Énoncé:
Reprenez le texte ci-dessous sur la politique étrangère de Poutine et l'économie russe, puis poursuivez-le après sa dernière phrase.

Texte de la page:
--

Il faut chercher la raison de ce tournant de la politique
étrangère de Poutine en premier lieu dans l'état
déplorable de l'économie russe: le PIB se contracte et continuera
de se contracter en 2016; le rouble poursuit sa chute libre au même
rythme que la chute des revenus tirés des hydrocarbures; les revenus
réels des citoyens ont baissé; les échanges commerciaux
ont baissé; les revenus des banques russes ont chuté de quinze
fois au premier semestre 2015 par rapport à la même période
de l'année dernière. Parallèlement, tous les alliés
traditionnels de la Russie éprouvent de grosses difficultés. Le
Venezuela et le Brésil sont dans une très mauvaise passe.
La Chine
traverse une crise économique et monétaire importante, et Poutine
ne peut espérer tirer le profit escompté du rapprochement avec ce
géant asiatique. Quant à l'Iran, dès qu'il pourra exporter
son pétrole et son gaz, au printemps 2016, ce pays deviendra pour Moscou
un concurrent plus qu'un allié. Enfin, d'énormes gisements de gaz
et de pétrole ont été découverts en
Méditerranée et en Égypte, sans parler de l'exploitation
du gaz de schiste aux États-Unis, facteur durable de la baisse des prix
des hydrocarbures dans le monde.

--

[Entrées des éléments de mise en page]
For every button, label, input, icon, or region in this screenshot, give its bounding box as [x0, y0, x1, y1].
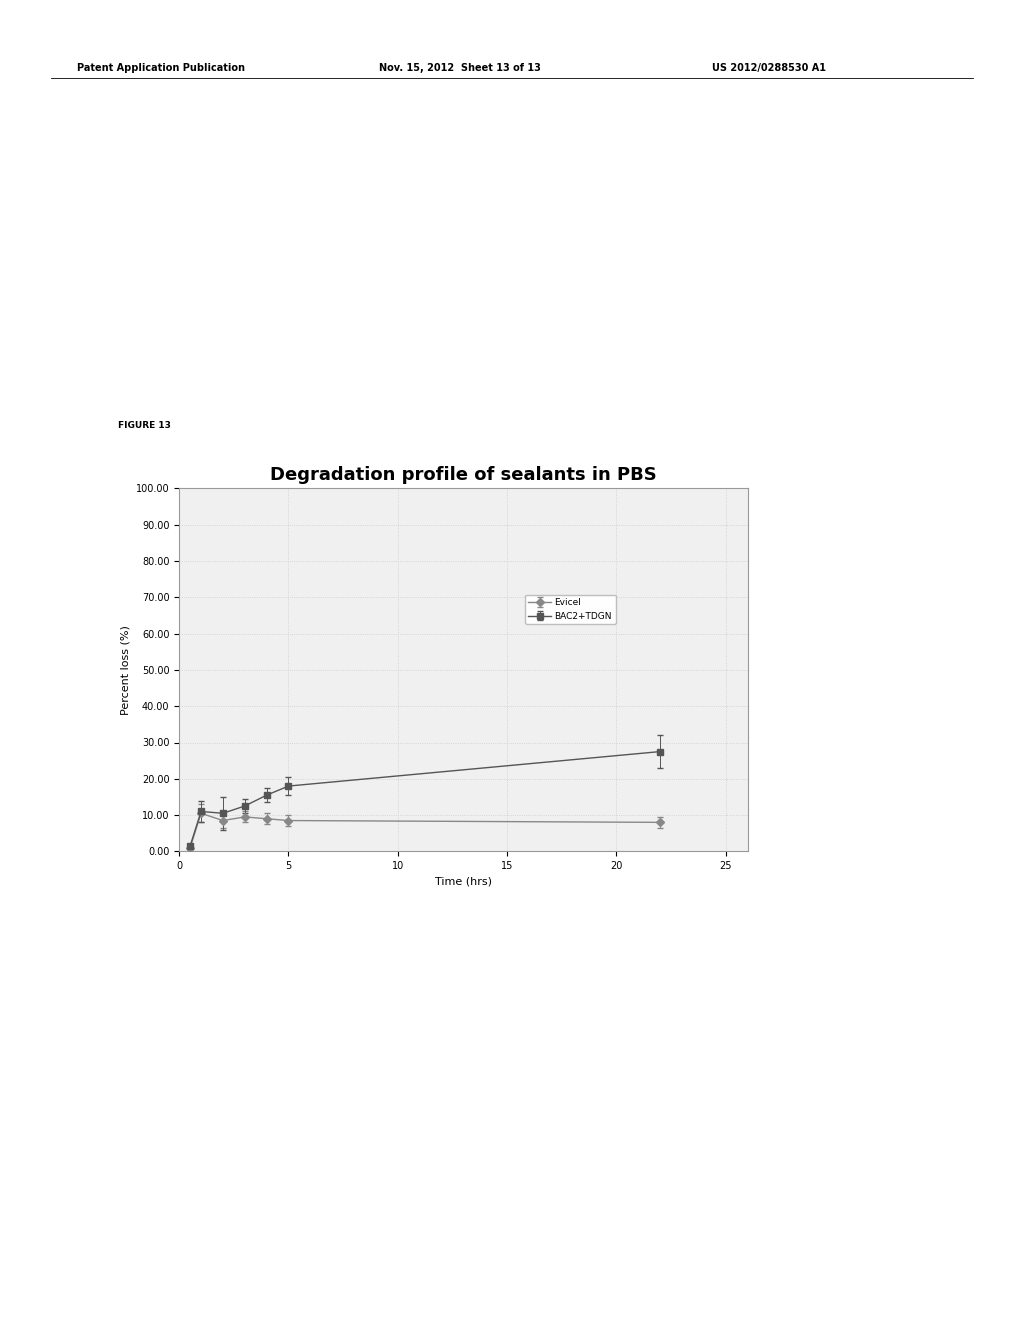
- X-axis label: Time (hrs): Time (hrs): [435, 876, 492, 887]
- Text: Nov. 15, 2012  Sheet 13 of 13: Nov. 15, 2012 Sheet 13 of 13: [379, 63, 541, 73]
- Title: Degradation profile of sealants in PBS: Degradation profile of sealants in PBS: [270, 466, 656, 484]
- Text: Patent Application Publication: Patent Application Publication: [77, 63, 245, 73]
- Text: FIGURE 13: FIGURE 13: [118, 421, 171, 430]
- Legend: Evicel, BAC2+TDGN: Evicel, BAC2+TDGN: [524, 594, 615, 624]
- Text: US 2012/0288530 A1: US 2012/0288530 A1: [712, 63, 825, 73]
- Y-axis label: Percent loss (%): Percent loss (%): [120, 624, 130, 715]
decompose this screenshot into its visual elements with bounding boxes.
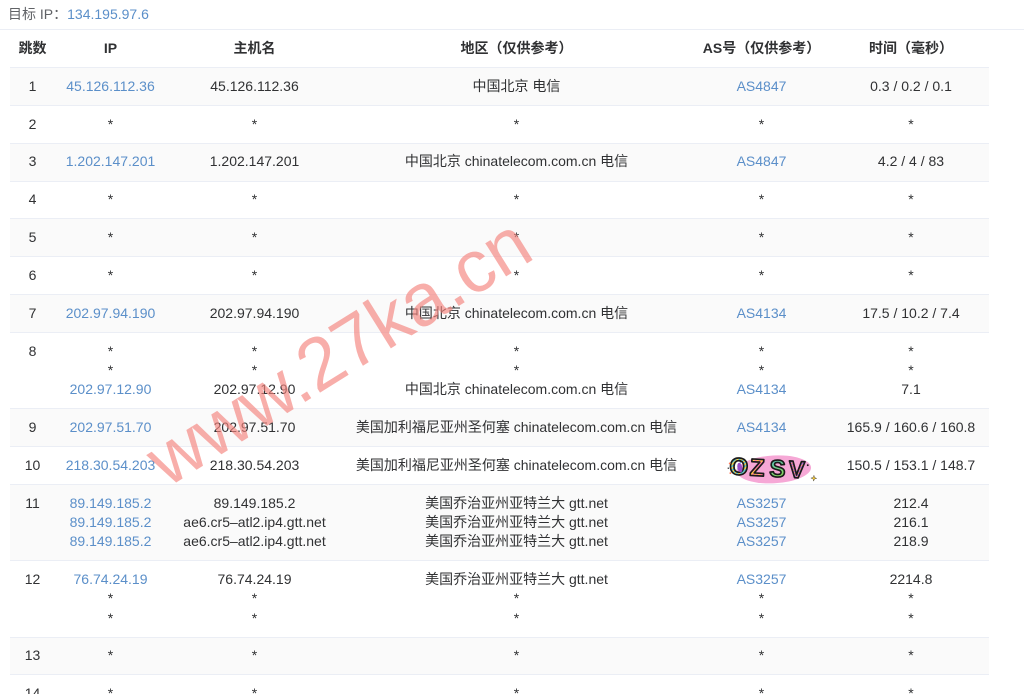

--

Réponse:
Et ce n'est pas
tout. La Cour d'arbitrage de La Haye a condamné la Russie à
verser près de 50 milliards de dollars de compensations aux actionnaires
de Youkos lésés par la saisie de cette société
pétrolière par l'État russe. L'affaire du Boeing malaisien
refera surface après la publication du rapport définitif par les
Pays-Bas -- un document qui, on le sait déjà, sera accablant pour
les séparatistes du Donbass et leurs protecteurs au Kremlin. Il est
certain que l'action intentée par les familles des 298 victimes sera
très conséquente. L'ex-banquier de Poutine, Serguei Pougatchev,
désormais citoyen français recherché par l'Interpol, a
l'intention d'intenter un procès à la Russie auprès de la
même cour de la Haye, en réclamant 12 milliards de dollars pour la
faillite de sa banque provoquée, selon lui, par les autorités,
exactement comme dans l'affaire de Youkos. De son côté, l'Ukraine
prépare des poursuites pour exiger une compensation de près de 50
milliards de dollars pour l'annexion de la Crimée et l'organisation de
l'insurrection armée dans le Donbass.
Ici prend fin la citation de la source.